- **Material to process**:
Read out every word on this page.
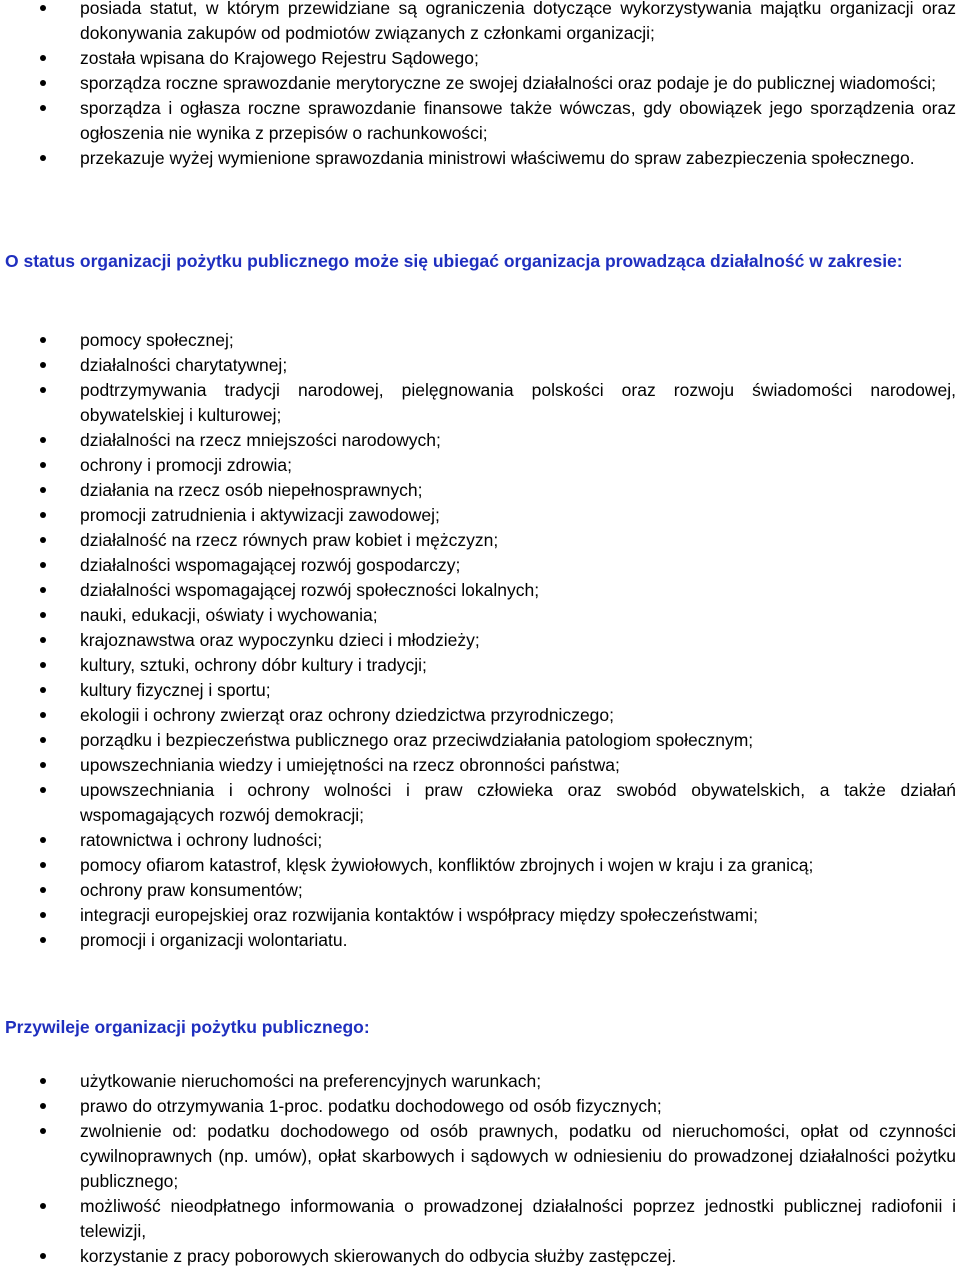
posiada statut, w którym przewidziane są ograniczenia dotyczące wykorzystywania majątku organizacji oraz dokonywania zakupów od podmiotów związanych z członkami organizacji;
została wpisana do Krajowego Rejestru Sądowego;
sporządza roczne sprawozdanie merytoryczne ze swojej działalności oraz podaje je do publicznej wiadomości;
sporządza i ogłasza roczne sprawozdanie finansowe także wówczas, gdy obowiązek jego sporządzenia oraz ogłoszenia nie wynika z przepisów o rachunkowości;
przekazuje wyżej wymienione sprawozdania ministrowi właściwemu do spraw zabezpieczenia społecznego.
O status organizacji pożytku publicznego może się ubiegać organizacja prowadząca działalność w zakresie:
pomocy społecznej;
działalności charytatywnej;
podtrzymywania tradycji narodowej, pielęgnowania polskości oraz rozwoju świadomości narodowej, obywatelskiej i kulturowej;
działalności na rzecz mniejszości narodowych;
ochrony i promocji zdrowia;
działania na rzecz osób niepełnosprawnych;
promocji zatrudnienia i aktywizacji zawodowej;
działalność na rzecz równych praw kobiet i mężczyzn;
działalności wspomagającej rozwój gospodarczy;
działalności wspomagającej rozwój społeczności lokalnych;
nauki, edukacji, oświaty i wychowania;
krajoznawstwa oraz wypoczynku dzieci i młodzieży;
kultury, sztuki, ochrony dóbr kultury i tradycji;
kultury fizycznej i sportu;
ekologii i ochrony zwierząt oraz ochrony dziedzictwa przyrodniczego;
porządku i bezpieczeństwa publicznego oraz przeciwdziałania patologiom społecznym;
upowszechniania wiedzy i umiejętności na rzecz obronności państwa;
upowszechniania i ochrony wolności i praw człowieka oraz swobód obywatelskich, a także działań wspomagających rozwój demokracji;
ratownictwa i ochrony ludności;
pomocy ofiarom katastrof, klęsk żywiołowych, konfliktów zbrojnych i wojen w kraju i za granicą;
ochrony praw konsumentów;
integracji europejskiej oraz rozwijania kontaktów i współpracy między społeczeństwami;
promocji i organizacji wolontariatu.
Przywileje organizacji pożytku publicznego:
użytkowanie nieruchomości na preferencyjnych warunkach;
prawo do otrzymywania 1-proc. podatku dochodowego od osób fizycznych;
zwolnienie od: podatku dochodowego od osób prawnych, podatku od nieruchomości, opłat od czynności cywilnoprawnych (np. umów), opłat skarbowych i sądowych w odniesieniu do prowadzonej działalności pożytku publicznego;
możliwość nieodpłatnego informowania o prowadzonej działalności poprzez jednostki publicznej radiofonii i telewizji,
korzystanie z pracy poborowych skierowanych do odbycia służby zastępczej.
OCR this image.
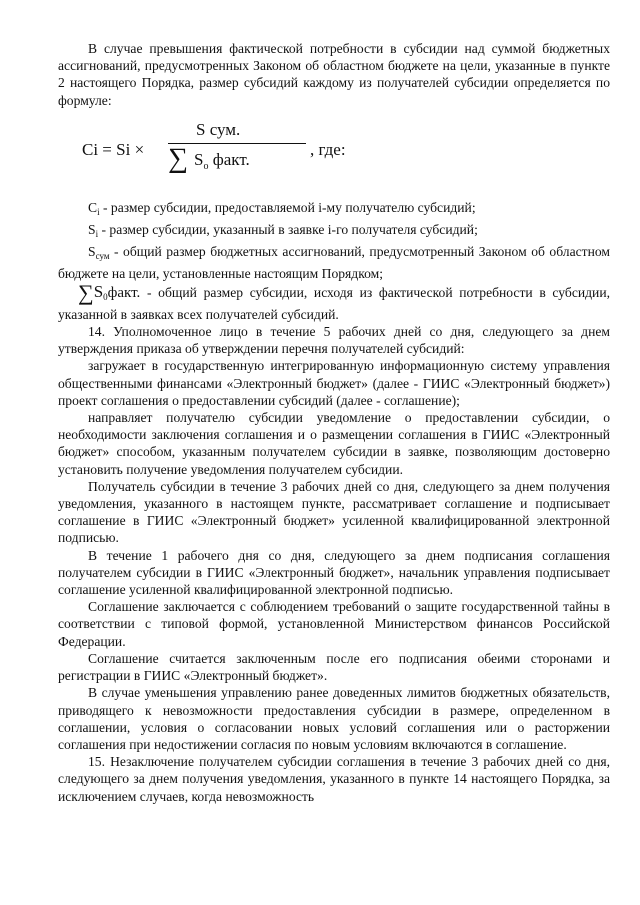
В случае превышения фактической потребности в субсидии над суммой бюджетных ассигнований, предусмотренных Законом об областном бюджете на цели, указанные в пункте 2 настоящего Порядка, размер субсидий каждому из получателей субсидии определяется по формуле:

Ci = Si ×
S сум.
∑ $S_o$ факт.
, где:

$C_i$ - размер субсидии, предоставляемой i-му получателю субсидий;

$S_i$ - размер субсидии, указанный в заявке i-го получателя субсидий;

$S_{сум}$ - общий размер бюджетных ассигнований, предусмотренный Законом об областном бюджете на цели, установленные настоящим Порядком;

$\sum S_0факт$. - общий размер субсидии, исходя из фактической потребности в субсидии, указанной в заявках всех получателей субсидий.

14. Уполномоченное лицо в течение 5 рабочих дней со дня, следующего за днем утверждения приказа об утверждении перечня получателей субсидий:

загружает в государственную интегрированную информационную систему управления общественными финансами «Электронный бюджет» (далее - ГИИС «Электронный бюджет») проект соглашения о предоставлении субсидий (далее - соглашение);

направляет получателю субсидии уведомление о предоставлении субсидии, о необходимости заключения соглашения и о размещении соглашения в ГИИС «Электронный бюджет» способом, указанным получателем субсидии в заявке, позволяющим достоверно установить получение уведомления получателем субсидии.

Получатель субсидии в течение 3 рабочих дней со дня, следующего за днем получения уведомления, указанного в настоящем пункте, рассматривает соглашение и подписывает соглашение в ГИИС «Электронный бюджет» усиленной квалифицированной электронной подписью.

В течение 1 рабочего дня со дня, следующего за днем подписания соглашения получателем субсидии в ГИИС «Электронный бюджет», начальник управления подписывает соглашение усиленной квалифицированной электронной подписью.

Соглашение заключается с соблюдением требований о защите государственной тайны в соответствии с типовой формой, установленной Министерством финансов Российской Федерации.

Соглашение считается заключенным после его подписания обеими сторонами и регистрации в ГИИС «Электронный бюджет».

В случае уменьшения управлению ранее доведенных лимитов бюджетных обязательств, приводящего к невозможности предоставления субсидии в размере, определенном в соглашении, условия о согласовании новых условий соглашения или о расторжении соглашения при недостижении согласия по новым условиям включаются в соглашение.

15. Незаключение получателем субсидии соглашения в течение 3 рабочих дней со дня, следующего за днем получения уведомления, указанного в пункте 14 настоящего Порядка, за исключением случаев, когда невозможность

- **Given exercise**: Quote everything in the listing above exactly; pictures are the only thing to omit.

- **Task response**:
Read out every word on this page.
posiada statut, w którym przewidziane są ograniczenia dotyczące wykorzystywania majątku organizacji oraz dokonywania zakupów od podmiotów związanych z członkami organizacji;
została wpisana do Krajowego Rejestru Sądowego;
sporządza roczne sprawozdanie merytoryczne ze swojej działalności oraz podaje je do publicznej wiadomości;
sporządza i ogłasza roczne sprawozdanie finansowe także wówczas, gdy obowiązek jego sporządzenia oraz ogłoszenia nie wynika z przepisów o rachunkowości;
przekazuje wyżej wymienione sprawozdania ministrowi właściwemu do spraw zabezpieczenia społecznego.
O status organizacji pożytku publicznego może się ubiegać organizacja prowadząca działalność w zakresie:
pomocy społecznej;
działalności charytatywnej;
podtrzymywania tradycji narodowej, pielęgnowania polskości oraz rozwoju świadomości narodowej, obywatelskiej i kulturowej;
działalności na rzecz mniejszości narodowych;
ochrony i promocji zdrowia;
działania na rzecz osób niepełnosprawnych;
promocji zatrudnienia i aktywizacji zawodowej;
działalność na rzecz równych praw kobiet i mężczyzn;
działalności wspomagającej rozwój gospodarczy;
działalności wspomagającej rozwój społeczności lokalnych;
nauki, edukacji, oświaty i wychowania;
krajoznawstwa oraz wypoczynku dzieci i młodzieży;
kultury, sztuki, ochrony dóbr kultury i tradycji;
kultury fizycznej i sportu;
ekologii i ochrony zwierząt oraz ochrony dziedzictwa przyrodniczego;
porządku i bezpieczeństwa publicznego oraz przeciwdziałania patologiom społecznym;
upowszechniania wiedzy i umiejętności na rzecz obronności państwa;
upowszechniania i ochrony wolności i praw człowieka oraz swobód obywatelskich, a także działań wspomagających rozwój demokracji;
ratownictwa i ochrony ludności;
pomocy ofiarom katastrof, klęsk żywiołowych, konfliktów zbrojnych i wojen w kraju i za granicą;
ochrony praw konsumentów;
integracji europejskiej oraz rozwijania kontaktów i współpracy między społeczeństwami;
promocji i organizacji wolontariatu.
Przywileje organizacji pożytku publicznego:
użytkowanie nieruchomości na preferencyjnych warunkach;
prawo do otrzymywania 1-proc. podatku dochodowego od osób fizycznych;
zwolnienie od: podatku dochodowego od osób prawnych, podatku od nieruchomości, opłat od czynności cywilnoprawnych (np. umów), opłat skarbowych i sądowych w odniesieniu do prowadzonej działalności pożytku publicznego;
możliwość nieodpłatnego informowania o prowadzonej działalności poprzez jednostki publicznej radiofonii i telewizji,
korzystanie z pracy poborowych skierowanych do odbycia służby zastępczej.
OCR this image.
В случае превышения фактической потребности в субсидии над суммой бюджетных ассигнований, предусмотренных Законом об областном бюджете на цели, указанные в пункте 2 настоящего Порядка, размер субсидий каждому из получателей субсидии определяется по формуле:

Ci = Si ×
S сум.
∑ $S_o$ факт.
, где:

$C_i$ - размер субсидии, предоставляемой i-му получателю субсидий;

$S_i$ - размер субсидии, указанный в заявке i-го получателя субсидий;

$S_{сум}$ - общий размер бюджетных ассигнований, предусмотренный Законом об областном бюджете на цели, установленные настоящим Порядком;

$\sum S_0факт$. - общий размер субсидии, исходя из фактической потребности в субсидии, указанной в заявках всех получателей субсидий.

14. Уполномоченное лицо в течение 5 рабочих дней со дня, следующего за днем утверждения приказа об утверждении перечня получателей субсидий:

загружает в государственную интегрированную информационную систему управления общественными финансами «Электронный бюджет» (далее - ГИИС «Электронный бюджет») проект соглашения о предоставлении субсидий (далее - соглашение);

направляет получателю субсидии уведомление о предоставлении субсидии, о необходимости заключения соглашения и о размещении соглашения в ГИИС «Электронный бюджет» способом, указанным получателем субсидии в заявке, позволяющим достоверно установить получение уведомления получателем субсидии.

Получатель субсидии в течение 3 рабочих дней со дня, следующего за днем получения уведомления, указанного в настоящем пункте, рассматривает соглашение и подписывает соглашение в ГИИС «Электронный бюджет» усиленной квалифицированной электронной подписью.

В течение 1 рабочего дня со дня, следующего за днем подписания соглашения получателем субсидии в ГИИС «Электронный бюджет», начальник управления подписывает соглашение усиленной квалифицированной электронной подписью.

Соглашение заключается с соблюдением требований о защите государственной тайны в соответствии с типовой формой, установленной Министерством финансов Российской Федерации.

Соглашение считается заключенным после его подписания обеими сторонами и регистрации в ГИИС «Электронный бюджет».

В случае уменьшения управлению ранее доведенных лимитов бюджетных обязательств, приводящего к невозможности предоставления субсидии в размере, определенном в соглашении, условия о согласовании новых условий соглашения или о расторжении соглашения при недостижении согласия по новым условиям включаются в соглашение.

15. Незаключение получателем субсидии соглашения в течение 3 рабочих дней со дня, следующего за днем получения уведомления, указанного в пункте 14 настоящего Порядка, за исключением случаев, когда невозможность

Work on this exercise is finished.